------ Provided entries

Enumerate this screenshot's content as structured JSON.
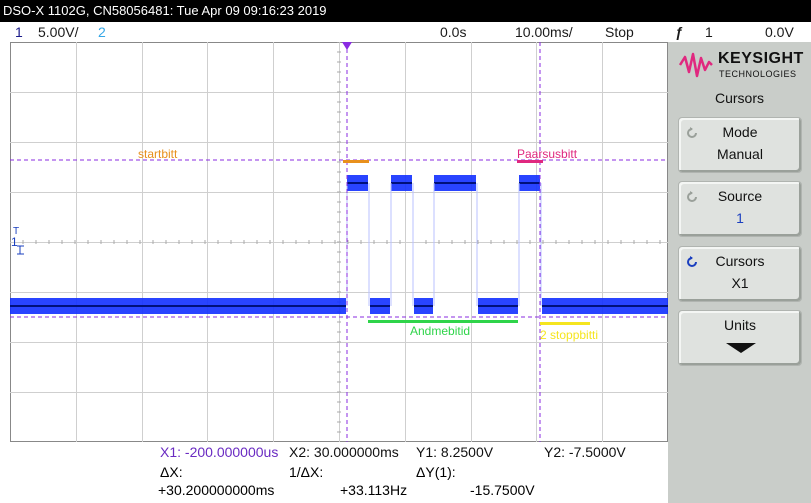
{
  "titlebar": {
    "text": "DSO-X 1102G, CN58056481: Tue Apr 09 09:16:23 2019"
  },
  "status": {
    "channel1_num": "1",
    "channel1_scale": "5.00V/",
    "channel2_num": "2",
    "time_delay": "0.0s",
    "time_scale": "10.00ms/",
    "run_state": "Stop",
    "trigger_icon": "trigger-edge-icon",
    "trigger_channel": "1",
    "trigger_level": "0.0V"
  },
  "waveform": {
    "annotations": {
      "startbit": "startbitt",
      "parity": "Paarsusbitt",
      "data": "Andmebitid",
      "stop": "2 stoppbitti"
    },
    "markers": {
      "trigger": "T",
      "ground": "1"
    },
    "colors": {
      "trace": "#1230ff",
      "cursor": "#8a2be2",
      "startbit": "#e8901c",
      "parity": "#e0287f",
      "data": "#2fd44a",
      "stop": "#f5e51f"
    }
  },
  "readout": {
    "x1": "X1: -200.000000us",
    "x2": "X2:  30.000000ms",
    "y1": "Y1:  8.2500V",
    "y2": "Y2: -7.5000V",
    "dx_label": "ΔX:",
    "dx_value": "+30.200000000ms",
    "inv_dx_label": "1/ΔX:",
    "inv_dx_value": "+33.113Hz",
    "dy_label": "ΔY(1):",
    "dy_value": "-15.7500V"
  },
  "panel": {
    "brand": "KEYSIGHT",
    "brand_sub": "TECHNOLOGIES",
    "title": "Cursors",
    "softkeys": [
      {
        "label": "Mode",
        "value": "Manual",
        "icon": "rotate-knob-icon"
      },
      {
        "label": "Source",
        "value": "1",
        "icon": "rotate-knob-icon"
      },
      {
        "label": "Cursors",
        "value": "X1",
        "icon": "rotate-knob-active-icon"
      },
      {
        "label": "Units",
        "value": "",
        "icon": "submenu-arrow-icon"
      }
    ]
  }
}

------------

§ **Prompt**:
Copy the whole of the material above exactly, but not its images.

§ **In response**:
Enumerate this screenshot's content as structured JSON.
{
  "titlebar": {
    "text": "DSO-X 1102G, CN58056481: Tue Apr 09 09:16:23 2019"
  },
  "status": {
    "channel1_num": "1",
    "channel1_scale": "5.00V/",
    "channel2_num": "2",
    "time_delay": "0.0s",
    "time_scale": "10.00ms/",
    "run_state": "Stop",
    "trigger_icon": "trigger-edge-icon",
    "trigger_channel": "1",
    "trigger_level": "0.0V"
  },
  "waveform": {
    "annotations": {
      "startbit": "startbitt",
      "parity": "Paarsusbitt",
      "data": "Andmebitid",
      "stop": "2 stoppbitti"
    },
    "markers": {
      "trigger": "T",
      "ground": "1"
    },
    "colors": {
      "trace": "#1230ff",
      "cursor": "#8a2be2",
      "startbit": "#e8901c",
      "parity": "#e0287f",
      "data": "#2fd44a",
      "stop": "#f5e51f"
    }
  },
  "readout": {
    "x1": "X1: -200.000000us",
    "x2": "X2:  30.000000ms",
    "y1": "Y1:  8.2500V",
    "y2": "Y2: -7.5000V",
    "dx_label": "ΔX:",
    "dx_value": "+30.200000000ms",
    "inv_dx_label": "1/ΔX:",
    "inv_dx_value": "+33.113Hz",
    "dy_label": "ΔY(1):",
    "dy_value": "-15.7500V"
  },
  "panel": {
    "brand": "KEYSIGHT",
    "brand_sub": "TECHNOLOGIES",
    "title": "Cursors",
    "softkeys": [
      {
        "label": "Mode",
        "value": "Manual",
        "icon": "rotate-knob-icon"
      },
      {
        "label": "Source",
        "value": "1",
        "icon": "rotate-knob-icon"
      },
      {
        "label": "Cursors",
        "value": "X1",
        "icon": "rotate-knob-active-icon"
      },
      {
        "label": "Units",
        "value": "",
        "icon": "submenu-arrow-icon"
      }
    ]
  }
}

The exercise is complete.